# EXERCISE GOAL
Please transcribe the listing below in full and word for word, without its pictures.

Dataset records on visual material:
= = = = =
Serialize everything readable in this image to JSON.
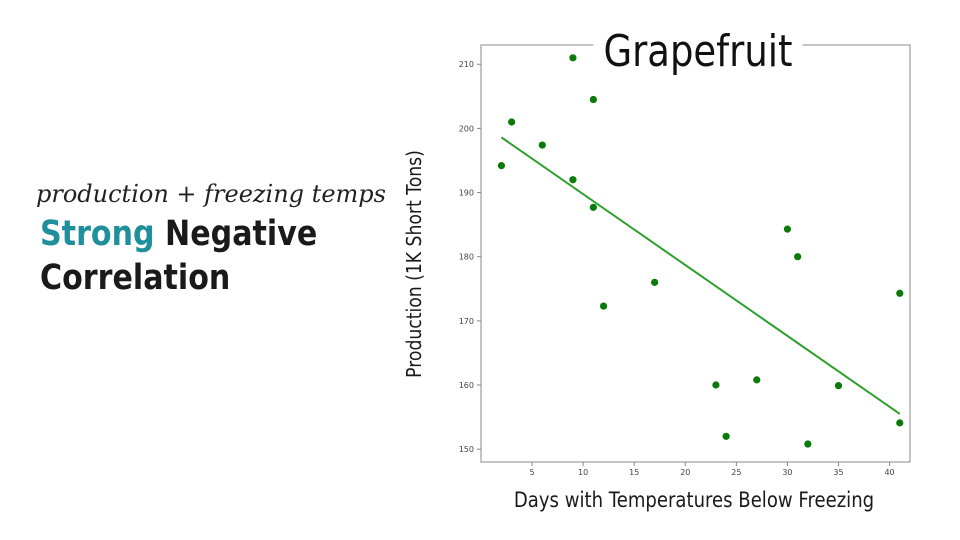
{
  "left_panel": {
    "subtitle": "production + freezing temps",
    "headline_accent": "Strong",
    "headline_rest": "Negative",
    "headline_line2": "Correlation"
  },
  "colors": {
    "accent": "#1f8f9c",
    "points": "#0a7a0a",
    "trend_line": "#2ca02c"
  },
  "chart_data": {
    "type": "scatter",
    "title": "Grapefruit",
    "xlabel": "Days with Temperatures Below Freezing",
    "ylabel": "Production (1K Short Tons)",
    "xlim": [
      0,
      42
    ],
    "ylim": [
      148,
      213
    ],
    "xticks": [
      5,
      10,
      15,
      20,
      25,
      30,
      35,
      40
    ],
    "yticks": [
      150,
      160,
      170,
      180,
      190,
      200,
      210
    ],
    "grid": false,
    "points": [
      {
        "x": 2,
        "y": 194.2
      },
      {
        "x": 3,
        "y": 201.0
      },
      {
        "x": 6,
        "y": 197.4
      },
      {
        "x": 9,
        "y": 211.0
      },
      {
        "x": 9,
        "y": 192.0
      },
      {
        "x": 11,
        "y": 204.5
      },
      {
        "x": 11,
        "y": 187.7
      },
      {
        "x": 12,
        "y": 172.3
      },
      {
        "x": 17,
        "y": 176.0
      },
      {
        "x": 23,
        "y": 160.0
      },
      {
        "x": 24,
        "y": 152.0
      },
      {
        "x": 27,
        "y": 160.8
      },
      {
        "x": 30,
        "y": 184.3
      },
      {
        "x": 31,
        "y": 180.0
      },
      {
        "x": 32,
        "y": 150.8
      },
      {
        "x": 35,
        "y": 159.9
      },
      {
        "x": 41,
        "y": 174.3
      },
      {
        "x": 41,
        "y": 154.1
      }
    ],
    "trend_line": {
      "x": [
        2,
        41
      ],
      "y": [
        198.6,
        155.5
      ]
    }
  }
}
= = = = =
# SOLUTION
Serialize everything readable in this image to JSON.
{
  "left_panel": {
    "subtitle": "production + freezing temps",
    "headline_accent": "Strong",
    "headline_rest": "Negative",
    "headline_line2": "Correlation"
  },
  "colors": {
    "accent": "#1f8f9c",
    "points": "#0a7a0a",
    "trend_line": "#2ca02c"
  },
  "chart_data": {
    "type": "scatter",
    "title": "Grapefruit",
    "xlabel": "Days with Temperatures Below Freezing",
    "ylabel": "Production (1K Short Tons)",
    "xlim": [
      0,
      42
    ],
    "ylim": [
      148,
      213
    ],
    "xticks": [
      5,
      10,
      15,
      20,
      25,
      30,
      35,
      40
    ],
    "yticks": [
      150,
      160,
      170,
      180,
      190,
      200,
      210
    ],
    "grid": false,
    "points": [
      {
        "x": 2,
        "y": 194.2
      },
      {
        "x": 3,
        "y": 201.0
      },
      {
        "x": 6,
        "y": 197.4
      },
      {
        "x": 9,
        "y": 211.0
      },
      {
        "x": 9,
        "y": 192.0
      },
      {
        "x": 11,
        "y": 204.5
      },
      {
        "x": 11,
        "y": 187.7
      },
      {
        "x": 12,
        "y": 172.3
      },
      {
        "x": 17,
        "y": 176.0
      },
      {
        "x": 23,
        "y": 160.0
      },
      {
        "x": 24,
        "y": 152.0
      },
      {
        "x": 27,
        "y": 160.8
      },
      {
        "x": 30,
        "y": 184.3
      },
      {
        "x": 31,
        "y": 180.0
      },
      {
        "x": 32,
        "y": 150.8
      },
      {
        "x": 35,
        "y": 159.9
      },
      {
        "x": 41,
        "y": 174.3
      },
      {
        "x": 41,
        "y": 154.1
      }
    ],
    "trend_line": {
      "x": [
        2,
        41
      ],
      "y": [
        198.6,
        155.5
      ]
    }
  }
}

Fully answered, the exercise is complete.